-- Dataset extract --
--- begin ---
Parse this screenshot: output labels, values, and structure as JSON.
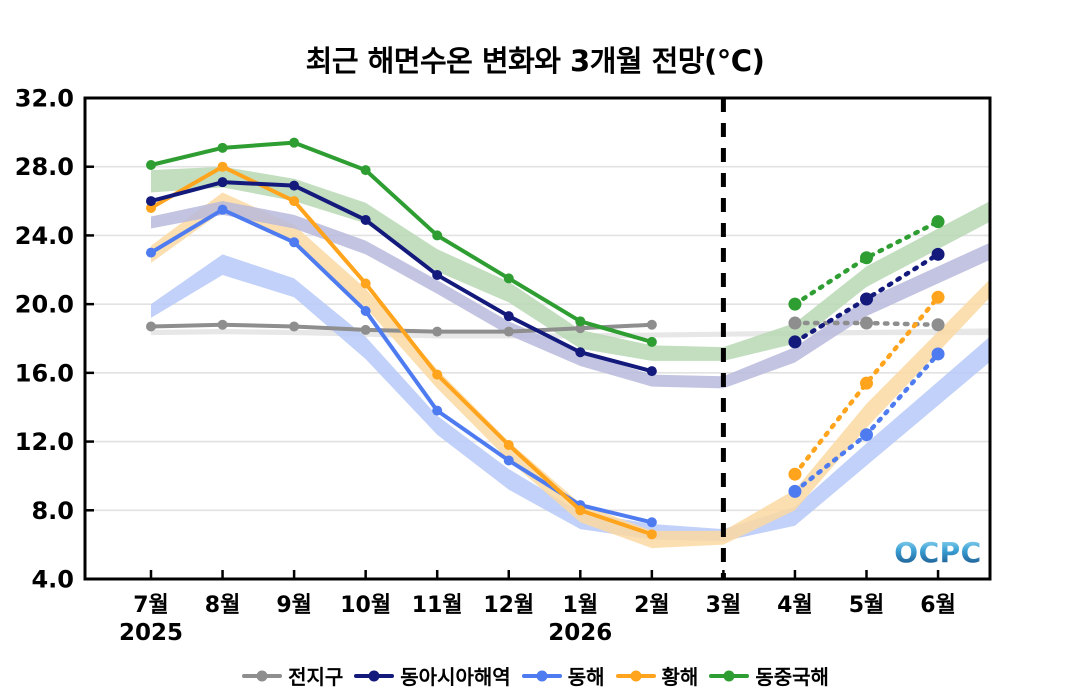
{
  "title": "최근 해면수온 변화와 3개월 전망(°C)",
  "logo_text": "OCPC",
  "chart_data": {
    "type": "line",
    "x_labels": [
      "7월",
      "8월",
      "9월",
      "10월",
      "11월",
      "12월",
      "1월",
      "2월",
      "3월",
      "4월",
      "5월",
      "6월"
    ],
    "year_labels": [
      {
        "label": "2025",
        "month_index": 0
      },
      {
        "label": "2026",
        "month_index": 6
      }
    ],
    "ylim": [
      4.0,
      32.0
    ],
    "yticks": [
      "4.0",
      "8.0",
      "12.0",
      "16.0",
      "20.0",
      "24.0",
      "28.0",
      "32.0"
    ],
    "ytick_values": [
      4,
      8,
      12,
      16,
      20,
      24,
      28,
      32
    ],
    "observed_months": [
      "7월",
      "8월",
      "9월",
      "10월",
      "11월",
      "12월",
      "1월",
      "2월"
    ],
    "forecast_months": [
      "4월",
      "5월",
      "6월"
    ],
    "forecast_divider_month": "3월",
    "forecast_divider_index": 8,
    "grid": "horizontal-only",
    "legend_position": "bottom-center",
    "series": [
      {
        "name": "전지구",
        "color": "#8e8e8e",
        "band_color": "#e3e3e3",
        "observed": [
          18.7,
          18.8,
          18.7,
          18.5,
          18.4,
          18.4,
          18.6,
          18.8
        ],
        "forecast": [
          18.9,
          18.9,
          18.8
        ],
        "band": [
          [
            18.2,
            18.5
          ],
          [
            18.25,
            18.55
          ],
          [
            18.2,
            18.5
          ],
          [
            18.1,
            18.45
          ],
          [
            18.0,
            18.35
          ],
          [
            18.0,
            18.3
          ],
          [
            18.0,
            18.3
          ],
          [
            18.05,
            18.35
          ],
          [
            18.1,
            18.4
          ],
          [
            18.15,
            18.45
          ],
          [
            18.2,
            18.5
          ],
          [
            18.2,
            18.55
          ]
        ]
      },
      {
        "name": "동해",
        "color": "#4e7cf0",
        "band_color": "#b7c9f8",
        "observed": [
          23.0,
          25.5,
          23.6,
          19.6,
          13.8,
          10.9,
          8.3,
          7.3
        ],
        "forecast": [
          9.1,
          12.4,
          17.1
        ],
        "band": [
          [
            19.2,
            20.0
          ],
          [
            21.7,
            22.9
          ],
          [
            20.4,
            21.5
          ],
          [
            16.8,
            18.1
          ],
          [
            12.4,
            13.5
          ],
          [
            9.2,
            10.4
          ],
          [
            6.9,
            7.9
          ],
          [
            6.3,
            7.2
          ],
          [
            6.2,
            6.9
          ],
          [
            7.1,
            8.2
          ],
          [
            10.6,
            11.9
          ],
          [
            14.1,
            15.5
          ]
        ]
      },
      {
        "name": "황해",
        "color": "#ffa41c",
        "band_color": "#fcd9a2",
        "observed": [
          25.6,
          28.0,
          26.0,
          21.2,
          15.9,
          11.8,
          8.0,
          6.6
        ],
        "forecast": [
          10.1,
          15.4,
          20.4
        ],
        "band": [
          [
            22.4,
            23.4
          ],
          [
            25.4,
            26.5
          ],
          [
            23.5,
            24.6
          ],
          [
            19.8,
            20.9
          ],
          [
            15.1,
            16.2
          ],
          [
            10.9,
            12.0
          ],
          [
            7.3,
            8.4
          ],
          [
            5.8,
            6.8
          ],
          [
            6.0,
            6.8
          ],
          [
            8.0,
            9.2
          ],
          [
            12.8,
            14.2
          ],
          [
            17.2,
            18.4
          ]
        ]
      },
      {
        "name": "동아시아해역",
        "color": "#131a7c",
        "band_color": "#b9badc",
        "observed": [
          26.0,
          27.1,
          26.9,
          24.9,
          21.7,
          19.3,
          17.2,
          16.1
        ],
        "forecast": [
          17.8,
          20.3,
          22.9
        ],
        "band": [
          [
            24.4,
            25.1
          ],
          [
            25.2,
            26.0
          ],
          [
            24.4,
            25.2
          ],
          [
            22.9,
            23.7
          ],
          [
            20.6,
            21.4
          ],
          [
            18.2,
            19.0
          ],
          [
            16.4,
            17.2
          ],
          [
            15.2,
            15.9
          ],
          [
            15.1,
            15.8
          ],
          [
            16.6,
            17.5
          ],
          [
            19.3,
            20.3
          ],
          [
            21.2,
            22.2
          ]
        ]
      },
      {
        "name": "동중국해",
        "color": "#2f9e32",
        "band_color": "#b7d8b4",
        "observed": [
          28.1,
          29.1,
          29.4,
          27.8,
          24.0,
          21.5,
          19.0,
          17.8
        ],
        "forecast": [
          20.0,
          22.7,
          24.8
        ],
        "band": [
          [
            26.5,
            27.8
          ],
          [
            26.8,
            28.0
          ],
          [
            26.0,
            27.3
          ],
          [
            24.7,
            25.9
          ],
          [
            21.9,
            23.2
          ],
          [
            20.1,
            21.3
          ],
          [
            17.4,
            18.5
          ],
          [
            16.7,
            17.6
          ],
          [
            16.7,
            17.5
          ],
          [
            17.7,
            18.9
          ],
          [
            21.0,
            22.2
          ],
          [
            23.2,
            24.4
          ]
        ]
      }
    ],
    "legend_order": [
      "전지구",
      "동아시아해역",
      "동해",
      "황해",
      "동중국해"
    ]
  }
}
--- end ---
-- Exercise objective --
Write out the listing above again, exactly, but with no pictures in the copy.

-- Response --
Parse this screenshot: output labels, values, and structure as JSON.
{
  "title": "최근 해면수온 변화와 3개월 전망(°C)",
  "logo_text": "OCPC",
  "chart_data": {
    "type": "line",
    "x_labels": [
      "7월",
      "8월",
      "9월",
      "10월",
      "11월",
      "12월",
      "1월",
      "2월",
      "3월",
      "4월",
      "5월",
      "6월"
    ],
    "year_labels": [
      {
        "label": "2025",
        "month_index": 0
      },
      {
        "label": "2026",
        "month_index": 6
      }
    ],
    "ylim": [
      4.0,
      32.0
    ],
    "yticks": [
      "4.0",
      "8.0",
      "12.0",
      "16.0",
      "20.0",
      "24.0",
      "28.0",
      "32.0"
    ],
    "ytick_values": [
      4,
      8,
      12,
      16,
      20,
      24,
      28,
      32
    ],
    "observed_months": [
      "7월",
      "8월",
      "9월",
      "10월",
      "11월",
      "12월",
      "1월",
      "2월"
    ],
    "forecast_months": [
      "4월",
      "5월",
      "6월"
    ],
    "forecast_divider_month": "3월",
    "forecast_divider_index": 8,
    "grid": "horizontal-only",
    "legend_position": "bottom-center",
    "series": [
      {
        "name": "전지구",
        "color": "#8e8e8e",
        "band_color": "#e3e3e3",
        "observed": [
          18.7,
          18.8,
          18.7,
          18.5,
          18.4,
          18.4,
          18.6,
          18.8
        ],
        "forecast": [
          18.9,
          18.9,
          18.8
        ],
        "band": [
          [
            18.2,
            18.5
          ],
          [
            18.25,
            18.55
          ],
          [
            18.2,
            18.5
          ],
          [
            18.1,
            18.45
          ],
          [
            18.0,
            18.35
          ],
          [
            18.0,
            18.3
          ],
          [
            18.0,
            18.3
          ],
          [
            18.05,
            18.35
          ],
          [
            18.1,
            18.4
          ],
          [
            18.15,
            18.45
          ],
          [
            18.2,
            18.5
          ],
          [
            18.2,
            18.55
          ]
        ]
      },
      {
        "name": "동해",
        "color": "#4e7cf0",
        "band_color": "#b7c9f8",
        "observed": [
          23.0,
          25.5,
          23.6,
          19.6,
          13.8,
          10.9,
          8.3,
          7.3
        ],
        "forecast": [
          9.1,
          12.4,
          17.1
        ],
        "band": [
          [
            19.2,
            20.0
          ],
          [
            21.7,
            22.9
          ],
          [
            20.4,
            21.5
          ],
          [
            16.8,
            18.1
          ],
          [
            12.4,
            13.5
          ],
          [
            9.2,
            10.4
          ],
          [
            6.9,
            7.9
          ],
          [
            6.3,
            7.2
          ],
          [
            6.2,
            6.9
          ],
          [
            7.1,
            8.2
          ],
          [
            10.6,
            11.9
          ],
          [
            14.1,
            15.5
          ]
        ]
      },
      {
        "name": "황해",
        "color": "#ffa41c",
        "band_color": "#fcd9a2",
        "observed": [
          25.6,
          28.0,
          26.0,
          21.2,
          15.9,
          11.8,
          8.0,
          6.6
        ],
        "forecast": [
          10.1,
          15.4,
          20.4
        ],
        "band": [
          [
            22.4,
            23.4
          ],
          [
            25.4,
            26.5
          ],
          [
            23.5,
            24.6
          ],
          [
            19.8,
            20.9
          ],
          [
            15.1,
            16.2
          ],
          [
            10.9,
            12.0
          ],
          [
            7.3,
            8.4
          ],
          [
            5.8,
            6.8
          ],
          [
            6.0,
            6.8
          ],
          [
            8.0,
            9.2
          ],
          [
            12.8,
            14.2
          ],
          [
            17.2,
            18.4
          ]
        ]
      },
      {
        "name": "동아시아해역",
        "color": "#131a7c",
        "band_color": "#b9badc",
        "observed": [
          26.0,
          27.1,
          26.9,
          24.9,
          21.7,
          19.3,
          17.2,
          16.1
        ],
        "forecast": [
          17.8,
          20.3,
          22.9
        ],
        "band": [
          [
            24.4,
            25.1
          ],
          [
            25.2,
            26.0
          ],
          [
            24.4,
            25.2
          ],
          [
            22.9,
            23.7
          ],
          [
            20.6,
            21.4
          ],
          [
            18.2,
            19.0
          ],
          [
            16.4,
            17.2
          ],
          [
            15.2,
            15.9
          ],
          [
            15.1,
            15.8
          ],
          [
            16.6,
            17.5
          ],
          [
            19.3,
            20.3
          ],
          [
            21.2,
            22.2
          ]
        ]
      },
      {
        "name": "동중국해",
        "color": "#2f9e32",
        "band_color": "#b7d8b4",
        "observed": [
          28.1,
          29.1,
          29.4,
          27.8,
          24.0,
          21.5,
          19.0,
          17.8
        ],
        "forecast": [
          20.0,
          22.7,
          24.8
        ],
        "band": [
          [
            26.5,
            27.8
          ],
          [
            26.8,
            28.0
          ],
          [
            26.0,
            27.3
          ],
          [
            24.7,
            25.9
          ],
          [
            21.9,
            23.2
          ],
          [
            20.1,
            21.3
          ],
          [
            17.4,
            18.5
          ],
          [
            16.7,
            17.6
          ],
          [
            16.7,
            17.5
          ],
          [
            17.7,
            18.9
          ],
          [
            21.0,
            22.2
          ],
          [
            23.2,
            24.4
          ]
        ]
      }
    ],
    "legend_order": [
      "전지구",
      "동아시아해역",
      "동해",
      "황해",
      "동중국해"
    ]
  }
}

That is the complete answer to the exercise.